■ Excerpt to read:
□ □ □ □ □

The Beaver

2011-07-15 13:15
The Beaver
What it's about:
Medication and therapy have both failed Walter Black (Gibson), leaving him with only one other option: a deep bottle of booze, and a short jump off a shower rail. In his drunken stupor, Walter finds an old beaver puppet, which accompanies him through his unsuccessful suicide. And it’s the beaver that saves his life.
What we thought:
I used to love Mel Gibson. And let’s make no mistake, whether director Jodie Foster likes it or not, The Beaver ultimately became all about Mel Gibson. This former fondness allowed me to put aside less fortunate events in Gibson’s recent history and watch The Beaver as if nothing had ever happened. I’d urge you to do the same. Because The Beaver is nothing like any movie you’ve ever seen.
We’re introduced to a man whom you’ll immediately recognise as the most defeated, depressed man on earth. His inherited company’s stock is steadily plummeting, and his tried and tired wife and teenage son have all but given up. But after years of trying to help him out of his depressive well, Walter’s wife Meredith (Foster) is left with no other option but to kick him out, before he takes their family down with him.
After being left to fend for himself, Walter is brought back to life through The Beaver. Ultimately, a second personality developed as a coping mechanism. Through it, he brings his company out of the gutter and back into the headlines; he reconnects with his wife, with a passion and charisma she hasn’t seen in years. His youngest boy is delighted with the father he’s never really had. The only person left unconvinced by what Walter has said is alternative therapy, is his teenage son, Porter (played by Anton Yelchin). But a lie, and a desperate clutching for a sense of control, can only last so long in a fragile mind.

□ □ □ □ □

■ Problem 1:
According to the review of The Beaver, who directed the film?
■ Problem 2:
Summarize the review of The Beaver in two sentences.
■ Problem 3:
Reproduce the part of the review of The Beaver from "After being left" up to and including "a fragile mind.".
The rows after the review of The Beaver have no role here.

□ □ □ □ □

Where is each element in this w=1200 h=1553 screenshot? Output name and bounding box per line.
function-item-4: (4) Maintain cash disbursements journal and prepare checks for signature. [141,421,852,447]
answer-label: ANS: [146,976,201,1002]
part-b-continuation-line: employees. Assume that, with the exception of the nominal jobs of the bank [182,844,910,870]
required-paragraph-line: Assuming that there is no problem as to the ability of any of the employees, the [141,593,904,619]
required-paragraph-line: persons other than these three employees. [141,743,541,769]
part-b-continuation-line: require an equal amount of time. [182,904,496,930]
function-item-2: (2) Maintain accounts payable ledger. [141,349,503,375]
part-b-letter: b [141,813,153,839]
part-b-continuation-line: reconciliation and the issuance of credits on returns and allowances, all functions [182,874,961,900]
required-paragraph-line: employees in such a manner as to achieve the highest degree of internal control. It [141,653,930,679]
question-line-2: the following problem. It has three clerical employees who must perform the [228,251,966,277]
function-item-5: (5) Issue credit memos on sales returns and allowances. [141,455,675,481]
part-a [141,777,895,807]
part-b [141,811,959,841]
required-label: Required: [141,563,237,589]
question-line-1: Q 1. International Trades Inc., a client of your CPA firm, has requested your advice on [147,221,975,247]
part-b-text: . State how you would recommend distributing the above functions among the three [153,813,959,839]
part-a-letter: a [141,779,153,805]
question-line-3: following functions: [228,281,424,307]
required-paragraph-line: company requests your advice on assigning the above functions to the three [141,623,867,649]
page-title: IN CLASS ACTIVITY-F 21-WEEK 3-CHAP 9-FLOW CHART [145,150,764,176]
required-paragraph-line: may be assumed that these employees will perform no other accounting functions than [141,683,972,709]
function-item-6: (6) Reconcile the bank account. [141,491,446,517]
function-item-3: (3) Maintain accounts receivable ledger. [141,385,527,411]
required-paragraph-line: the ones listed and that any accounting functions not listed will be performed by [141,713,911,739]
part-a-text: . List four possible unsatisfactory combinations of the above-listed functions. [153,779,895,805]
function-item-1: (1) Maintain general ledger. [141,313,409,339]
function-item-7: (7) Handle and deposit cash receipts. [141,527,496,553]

□ □ □ □ □

■ Exercise solution 1:
Jodie Foster.

■ Exercise solution 2:
After being kicked out by his wife Meredith, the deeply depressed Walter Black (Gibson) survives a suicide attempt with an old beaver puppet, which becomes a second personality through which he rescues his failing company and reconnects with his wife and youngest son. Only his teenage son Porter stays unconvinced, and the review, which urges viewers to set aside Gibson's recent history because the film is unlike any other, notes that such a lie can only last so long in a fragile mind.

■ Exercise solution 3:
After being left to fend for himself, Walter is brought back to life through The Beaver. Ultimately, a second personality developed as a coping mechanism. Through it, he brings his company out of the gutter and back into the headlines; he reconnects with his wife, with a passion and charisma she hasn’t seen in years. His youngest boy is delighted with the father he’s never really had. The only person left unconvinced by what Walter has said is alternative therapy, is his teenage son, Porter (played by Anton Yelchin). But a lie, and a desperate clutching for a sense of control, can only last so long in a fragile mind.